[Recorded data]
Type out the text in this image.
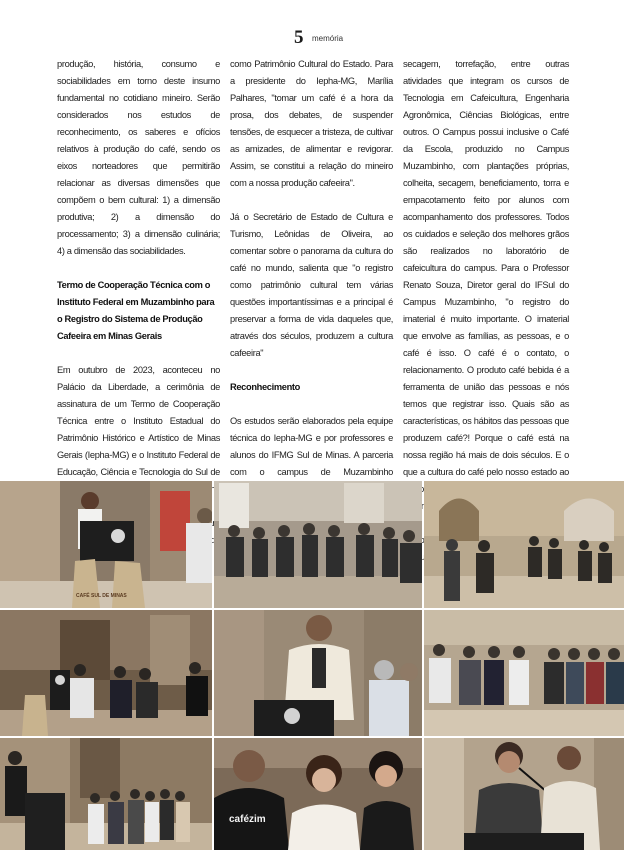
5 memória

produção, história, consumo e sociabilidades em torno deste insumo fundamental no cotidiano mineiro. Serão considerados nos estudos de reconhecimento, os saberes e ofícios relativos à produção do café, sendo os eixos norteadores que permitirão relacionar as diversas dimensões que compõem o bem cultural: 1) a dimensão produtiva; 2) a dimensão do processamento; 3) a dimensão culinária; 4) a dimensão das sociabilidades.

Termo de Cooperação Técnica com o Instituto Federal em Muzambinho para o Registro do Sistema de Produção Cafeeira em Minas Gerais

Em outubro de 2023, aconteceu no Palácio da Liberdade, a cerimônia de assinatura de um Termo de Cooperação Técnica entre o Instituto Estadual do Patrimônio Histórico e Artístico de Minas Gerais (Iepha-MG) e o Instituto Federal de Educação, Ciência e Tecnologia do Sul de

como Patrimônio Cultural do Estado. Para a presidente do Iepha-MG, Marília Palhares, "tomar um café é a hora da prosa, dos debates, de suspender tensões, de esquecer a tristeza, de cultivar as amizades, de alimentar e revigorar. Assim, se constitui a relação do mineiro com a nossa produção cafeeira".

Já o Secretário de Estado de Cultura e Turismo, Leônidas de Oliveira, ao comentar sobre o panorama da cultura do café no mundo, salienta que "o registro como patrimônio cultural tem várias questões importantíssimas e a principal é preservar a forma de vida daqueles que, através dos séculos, produzem a cultura cafeeira"

Reconhecimento

Os estudos serão elaborados pela equipe técnica do Iepha-MG e por professores e alunos do IFMG Sul de Minas. A parceria com o campus de Muzambinho

secagem, torrefação, entre outras atividades que integram os cursos de Tecnologia em Cafeicultura, Engenharia Agronômica, Ciências Biológicas, entre outros. O Campus possui inclusive o Café da Escola, produzido no Campus Muzambinho, com plantações próprias, colheita, secagem, beneficiamento, torra e empacotamento feito por alunos com acompanhamento dos professores. Todos os cuidados e seleção dos melhores grãos são realizados no laboratório de cafeicultura do campus. Para o Professor Renato Souza, Diretor geral do IFSul do Campus Muzambinho, "o registro do imaterial é muito importante. O imaterial que envolve as famílias, as pessoas, e o café é isso. O café é o contato, o relacionamento. O produto café bebida é a ferramenta de união das pessoas e nós temos que registrar isso. Quais são as características, os hábitos das pessoas que produzem café?! Porque o café está na nossa região há mais de dois séculos. E o que a cultura do café pelo nosso estado ao responder

CAFÉ SUL DE MINAS
cafézim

* SET EXERCISE
Write out every record above exactly as it stands, but leave out the pictures.

* SOLUTION TO THE PROBLEM
Type out the text in this image.
5 memória

produção, história, consumo e sociabilidades em torno deste insumo fundamental no cotidiano mineiro. Serão considerados nos estudos de reconhecimento, os saberes e ofícios relativos à produção do café, sendo os eixos norteadores que permitirão relacionar as diversas dimensões que compõem o bem cultural: 1) a dimensão produtiva; 2) a dimensão do processamento; 3) a dimensão culinária; 4) a dimensão das sociabilidades.

Termo de Cooperação Técnica com o Instituto Federal em Muzambinho para o Registro do Sistema de Produção Cafeeira em Minas Gerais

Em outubro de 2023, aconteceu no Palácio da Liberdade, a cerimônia de assinatura de um Termo de Cooperação Técnica entre o Instituto Estadual do Patrimônio Histórico e Artístico de Minas Gerais (Iepha-MG) e o Instituto Federal de Educação, Ciência e Tecnologia do Sul de

como Patrimônio Cultural do Estado. Para a presidente do Iepha-MG, Marília Palhares, "tomar um café é a hora da prosa, dos debates, de suspender tensões, de esquecer a tristeza, de cultivar as amizades, de alimentar e revigorar. Assim, se constitui a relação do mineiro com a nossa produção cafeeira".

Já o Secretário de Estado de Cultura e Turismo, Leônidas de Oliveira, ao comentar sobre o panorama da cultura do café no mundo, salienta que "o registro como patrimônio cultural tem várias questões importantíssimas e a principal é preservar a forma de vida daqueles que, através dos séculos, produzem a cultura cafeeira"

Reconhecimento

Os estudos serão elaborados pela equipe técnica do Iepha-MG e por professores e alunos do IFMG Sul de Minas. A parceria com o campus de Muzambinho

secagem, torrefação, entre outras atividades que integram os cursos de Tecnologia em Cafeicultura, Engenharia Agronômica, Ciências Biológicas, entre outros. O Campus possui inclusive o Café da Escola, produzido no Campus Muzambinho, com plantações próprias, colheita, secagem, beneficiamento, torra e empacotamento feito por alunos com acompanhamento dos professores. Todos os cuidados e seleção dos melhores grãos são realizados no laboratório de cafeicultura do campus. Para o Professor Renato Souza, Diretor geral do IFSul do Campus Muzambinho, "o registro do imaterial é muito importante. O imaterial que envolve as famílias, as pessoas, e o café é isso. O café é o contato, o relacionamento. O produto café bebida é a ferramenta de união das pessoas e nós temos que registrar isso. Quais são as características, os hábitos das pessoas que produzem café?! Porque o café está na nossa região há mais de dois séculos. E o que a cultura do café pelo nosso estado ao responder

CAFÉ SUL DE MINAS
cafézim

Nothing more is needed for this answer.